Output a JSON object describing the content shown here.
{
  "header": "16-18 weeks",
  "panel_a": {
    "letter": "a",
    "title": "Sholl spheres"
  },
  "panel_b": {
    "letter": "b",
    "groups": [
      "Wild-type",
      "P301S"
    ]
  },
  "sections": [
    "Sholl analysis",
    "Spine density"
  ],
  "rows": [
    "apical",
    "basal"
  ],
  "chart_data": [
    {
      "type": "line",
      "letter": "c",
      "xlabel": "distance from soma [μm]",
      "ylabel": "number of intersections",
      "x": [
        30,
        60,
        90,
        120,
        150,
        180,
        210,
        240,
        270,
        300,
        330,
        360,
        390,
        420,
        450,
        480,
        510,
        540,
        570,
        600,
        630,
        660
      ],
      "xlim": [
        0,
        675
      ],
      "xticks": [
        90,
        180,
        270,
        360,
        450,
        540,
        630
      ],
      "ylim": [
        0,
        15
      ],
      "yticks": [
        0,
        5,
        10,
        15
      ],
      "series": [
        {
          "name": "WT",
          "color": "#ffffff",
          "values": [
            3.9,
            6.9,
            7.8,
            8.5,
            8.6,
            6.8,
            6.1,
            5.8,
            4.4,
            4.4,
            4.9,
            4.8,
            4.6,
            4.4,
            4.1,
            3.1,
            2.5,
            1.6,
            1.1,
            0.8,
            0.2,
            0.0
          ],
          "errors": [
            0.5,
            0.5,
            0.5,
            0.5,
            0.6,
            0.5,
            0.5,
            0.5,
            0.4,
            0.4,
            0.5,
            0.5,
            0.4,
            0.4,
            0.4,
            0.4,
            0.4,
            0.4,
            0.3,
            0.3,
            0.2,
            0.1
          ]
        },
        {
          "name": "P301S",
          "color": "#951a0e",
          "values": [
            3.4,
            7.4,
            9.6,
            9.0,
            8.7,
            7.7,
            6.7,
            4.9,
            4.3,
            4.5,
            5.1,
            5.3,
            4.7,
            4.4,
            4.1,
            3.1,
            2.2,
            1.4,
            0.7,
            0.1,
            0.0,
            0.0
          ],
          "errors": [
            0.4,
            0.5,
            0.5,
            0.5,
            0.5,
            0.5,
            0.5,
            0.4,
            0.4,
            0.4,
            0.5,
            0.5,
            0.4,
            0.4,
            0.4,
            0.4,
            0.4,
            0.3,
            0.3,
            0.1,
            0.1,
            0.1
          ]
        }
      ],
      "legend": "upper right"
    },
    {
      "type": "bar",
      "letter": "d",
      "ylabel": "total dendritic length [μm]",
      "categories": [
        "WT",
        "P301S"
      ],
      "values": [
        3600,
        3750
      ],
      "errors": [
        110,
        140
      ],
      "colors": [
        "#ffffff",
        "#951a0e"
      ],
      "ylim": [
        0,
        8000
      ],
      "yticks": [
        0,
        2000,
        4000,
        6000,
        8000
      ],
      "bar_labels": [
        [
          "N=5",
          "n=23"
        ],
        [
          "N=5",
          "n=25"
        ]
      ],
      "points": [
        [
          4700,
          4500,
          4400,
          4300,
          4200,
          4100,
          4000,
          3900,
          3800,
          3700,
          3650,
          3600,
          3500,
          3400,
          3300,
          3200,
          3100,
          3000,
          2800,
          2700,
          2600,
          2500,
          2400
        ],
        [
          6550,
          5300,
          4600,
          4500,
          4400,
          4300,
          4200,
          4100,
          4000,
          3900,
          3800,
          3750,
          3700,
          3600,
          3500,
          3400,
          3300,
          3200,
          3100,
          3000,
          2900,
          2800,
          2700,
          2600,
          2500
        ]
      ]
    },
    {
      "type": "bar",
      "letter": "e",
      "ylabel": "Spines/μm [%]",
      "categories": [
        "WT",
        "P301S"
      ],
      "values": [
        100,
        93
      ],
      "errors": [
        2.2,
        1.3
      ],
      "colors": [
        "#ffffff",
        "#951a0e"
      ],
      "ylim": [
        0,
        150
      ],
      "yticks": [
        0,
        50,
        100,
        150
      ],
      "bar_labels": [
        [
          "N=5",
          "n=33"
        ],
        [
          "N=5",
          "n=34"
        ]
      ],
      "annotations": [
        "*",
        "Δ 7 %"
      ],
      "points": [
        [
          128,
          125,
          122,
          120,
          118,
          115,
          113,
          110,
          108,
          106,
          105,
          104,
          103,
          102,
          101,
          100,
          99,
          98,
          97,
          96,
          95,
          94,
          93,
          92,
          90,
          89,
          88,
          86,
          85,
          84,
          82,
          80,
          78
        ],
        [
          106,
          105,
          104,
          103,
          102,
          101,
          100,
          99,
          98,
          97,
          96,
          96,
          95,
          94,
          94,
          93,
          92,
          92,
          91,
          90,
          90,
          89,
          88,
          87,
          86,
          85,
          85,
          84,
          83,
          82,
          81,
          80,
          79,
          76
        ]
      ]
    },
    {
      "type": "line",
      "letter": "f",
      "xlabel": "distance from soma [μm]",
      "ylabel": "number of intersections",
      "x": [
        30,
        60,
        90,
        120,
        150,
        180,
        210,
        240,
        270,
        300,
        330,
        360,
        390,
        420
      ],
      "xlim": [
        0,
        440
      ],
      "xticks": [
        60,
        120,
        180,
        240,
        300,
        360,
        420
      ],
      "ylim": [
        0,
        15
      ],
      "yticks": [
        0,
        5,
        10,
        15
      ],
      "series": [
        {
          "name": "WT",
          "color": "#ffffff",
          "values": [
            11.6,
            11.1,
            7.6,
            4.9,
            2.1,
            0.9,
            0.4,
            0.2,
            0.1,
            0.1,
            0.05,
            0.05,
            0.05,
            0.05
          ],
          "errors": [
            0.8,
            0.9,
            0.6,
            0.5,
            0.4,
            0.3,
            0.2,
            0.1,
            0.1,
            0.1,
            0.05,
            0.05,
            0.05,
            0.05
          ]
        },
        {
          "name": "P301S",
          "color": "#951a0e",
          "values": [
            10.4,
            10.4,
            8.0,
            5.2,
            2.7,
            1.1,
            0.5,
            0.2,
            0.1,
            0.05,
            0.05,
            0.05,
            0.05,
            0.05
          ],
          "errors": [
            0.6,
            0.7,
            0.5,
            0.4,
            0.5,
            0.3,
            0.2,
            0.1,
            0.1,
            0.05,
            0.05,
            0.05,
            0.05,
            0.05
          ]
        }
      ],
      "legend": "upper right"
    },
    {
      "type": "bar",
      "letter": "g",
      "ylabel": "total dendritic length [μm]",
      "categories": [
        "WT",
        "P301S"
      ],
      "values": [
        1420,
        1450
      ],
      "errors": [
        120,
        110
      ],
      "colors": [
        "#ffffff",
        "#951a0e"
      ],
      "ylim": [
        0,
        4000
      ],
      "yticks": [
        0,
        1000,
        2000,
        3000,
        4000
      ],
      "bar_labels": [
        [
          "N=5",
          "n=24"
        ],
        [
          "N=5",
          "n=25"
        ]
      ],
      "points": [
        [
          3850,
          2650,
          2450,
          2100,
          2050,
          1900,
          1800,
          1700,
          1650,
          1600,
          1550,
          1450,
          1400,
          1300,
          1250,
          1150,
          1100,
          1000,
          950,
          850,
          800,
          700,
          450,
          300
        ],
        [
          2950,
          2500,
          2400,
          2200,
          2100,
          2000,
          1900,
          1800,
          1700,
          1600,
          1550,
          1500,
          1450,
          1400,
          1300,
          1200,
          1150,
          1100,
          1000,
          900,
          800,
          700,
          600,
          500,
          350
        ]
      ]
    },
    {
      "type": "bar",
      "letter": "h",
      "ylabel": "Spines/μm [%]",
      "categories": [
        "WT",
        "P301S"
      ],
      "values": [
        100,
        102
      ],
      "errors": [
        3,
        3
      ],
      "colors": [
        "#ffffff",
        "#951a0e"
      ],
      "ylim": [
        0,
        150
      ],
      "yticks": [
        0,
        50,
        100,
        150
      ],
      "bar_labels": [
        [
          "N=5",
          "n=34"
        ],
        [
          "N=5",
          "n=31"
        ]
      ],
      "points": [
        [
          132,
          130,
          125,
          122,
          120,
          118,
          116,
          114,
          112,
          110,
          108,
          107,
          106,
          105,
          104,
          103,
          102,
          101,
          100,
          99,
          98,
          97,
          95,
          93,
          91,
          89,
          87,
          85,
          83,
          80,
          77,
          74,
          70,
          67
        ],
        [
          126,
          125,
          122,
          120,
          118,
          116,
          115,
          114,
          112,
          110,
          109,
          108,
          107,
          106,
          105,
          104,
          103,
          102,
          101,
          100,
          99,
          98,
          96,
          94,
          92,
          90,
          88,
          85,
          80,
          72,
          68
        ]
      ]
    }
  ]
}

* Instructions for the task: Track down every line of the material containing the string "Sholl", and copy it.

* The reply:
    "title": "Sholl spheres"
    "Sholl analysis",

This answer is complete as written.